- [Task to complete]: All of the material below is to be returned exactly.

- [Supplied material]:

* begin *

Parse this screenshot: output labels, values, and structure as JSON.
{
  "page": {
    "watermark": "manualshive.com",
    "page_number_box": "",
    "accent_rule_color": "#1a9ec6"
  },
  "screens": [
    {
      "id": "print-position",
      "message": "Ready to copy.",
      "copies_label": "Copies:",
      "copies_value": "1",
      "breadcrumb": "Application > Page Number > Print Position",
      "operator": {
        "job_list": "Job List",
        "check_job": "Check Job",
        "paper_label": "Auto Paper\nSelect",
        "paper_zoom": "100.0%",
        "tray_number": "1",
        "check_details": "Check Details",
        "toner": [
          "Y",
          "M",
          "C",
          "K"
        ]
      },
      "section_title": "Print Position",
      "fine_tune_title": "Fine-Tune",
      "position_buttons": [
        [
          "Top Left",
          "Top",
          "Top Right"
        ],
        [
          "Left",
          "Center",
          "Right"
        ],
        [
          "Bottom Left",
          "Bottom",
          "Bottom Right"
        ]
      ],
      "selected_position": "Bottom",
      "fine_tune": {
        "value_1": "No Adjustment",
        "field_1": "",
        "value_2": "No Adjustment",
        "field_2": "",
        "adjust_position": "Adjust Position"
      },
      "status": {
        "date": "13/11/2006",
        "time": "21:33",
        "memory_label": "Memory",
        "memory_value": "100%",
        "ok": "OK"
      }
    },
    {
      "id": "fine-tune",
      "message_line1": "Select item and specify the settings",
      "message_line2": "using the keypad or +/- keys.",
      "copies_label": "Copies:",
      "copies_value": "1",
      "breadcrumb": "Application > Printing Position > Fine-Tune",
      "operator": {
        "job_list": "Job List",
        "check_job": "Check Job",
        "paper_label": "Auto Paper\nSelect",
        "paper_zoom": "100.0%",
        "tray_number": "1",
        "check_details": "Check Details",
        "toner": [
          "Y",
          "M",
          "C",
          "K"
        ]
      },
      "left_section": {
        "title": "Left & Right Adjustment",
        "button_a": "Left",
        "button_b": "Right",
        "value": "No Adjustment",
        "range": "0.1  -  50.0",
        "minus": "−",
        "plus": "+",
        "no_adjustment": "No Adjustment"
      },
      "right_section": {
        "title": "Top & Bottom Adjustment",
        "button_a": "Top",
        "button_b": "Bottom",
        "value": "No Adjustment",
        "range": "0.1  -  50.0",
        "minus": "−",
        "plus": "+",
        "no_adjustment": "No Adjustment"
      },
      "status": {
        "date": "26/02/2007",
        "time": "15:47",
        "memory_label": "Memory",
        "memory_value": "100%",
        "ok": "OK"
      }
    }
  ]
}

* end *

- [The answer]:
Parse this screenshot: output labels, values, and structure as JSON.
{
  "page": {
    "watermark": "manualshive.com",
    "page_number_box": "",
    "accent_rule_color": "#1a9ec6"
  },
  "screens": [
    {
      "id": "print-position",
      "message": "Ready to copy.",
      "copies_label": "Copies:",
      "copies_value": "1",
      "breadcrumb": "Application > Page Number > Print Position",
      "operator": {
        "job_list": "Job List",
        "check_job": "Check Job",
        "paper_label": "Auto Paper\nSelect",
        "paper_zoom": "100.0%",
        "tray_number": "1",
        "check_details": "Check Details",
        "toner": [
          "Y",
          "M",
          "C",
          "K"
        ]
      },
      "section_title": "Print Position",
      "fine_tune_title": "Fine-Tune",
      "position_buttons": [
        [
          "Top Left",
          "Top",
          "Top Right"
        ],
        [
          "Left",
          "Center",
          "Right"
        ],
        [
          "Bottom Left",
          "Bottom",
          "Bottom Right"
        ]
      ],
      "selected_position": "Bottom",
      "fine_tune": {
        "value_1": "No Adjustment",
        "field_1": "",
        "value_2": "No Adjustment",
        "field_2": "",
        "adjust_position": "Adjust Position"
      },
      "status": {
        "date": "13/11/2006",
        "time": "21:33",
        "memory_label": "Memory",
        "memory_value": "100%",
        "ok": "OK"
      }
    },
    {
      "id": "fine-tune",
      "message_line1": "Select item and specify the settings",
      "message_line2": "using the keypad or +/- keys.",
      "copies_label": "Copies:",
      "copies_value": "1",
      "breadcrumb": "Application > Printing Position > Fine-Tune",
      "operator": {
        "job_list": "Job List",
        "check_job": "Check Job",
        "paper_label": "Auto Paper\nSelect",
        "paper_zoom": "100.0%",
        "tray_number": "1",
        "check_details": "Check Details",
        "toner": [
          "Y",
          "M",
          "C",
          "K"
        ]
      },
      "left_section": {
        "title": "Left & Right Adjustment",
        "button_a": "Left",
        "button_b": "Right",
        "value": "No Adjustment",
        "range": "0.1  -  50.0",
        "minus": "−",
        "plus": "+",
        "no_adjustment": "No Adjustment"
      },
      "right_section": {
        "title": "Top & Bottom Adjustment",
        "button_a": "Top",
        "button_b": "Bottom",
        "value": "No Adjustment",
        "range": "0.1  -  50.0",
        "minus": "−",
        "plus": "+",
        "no_adjustment": "No Adjustment"
      },
      "status": {
        "date": "26/02/2007",
        "time": "15:47",
        "memory_label": "Memory",
        "memory_value": "100%",
        "ok": "OK"
      }
    }
  ]
}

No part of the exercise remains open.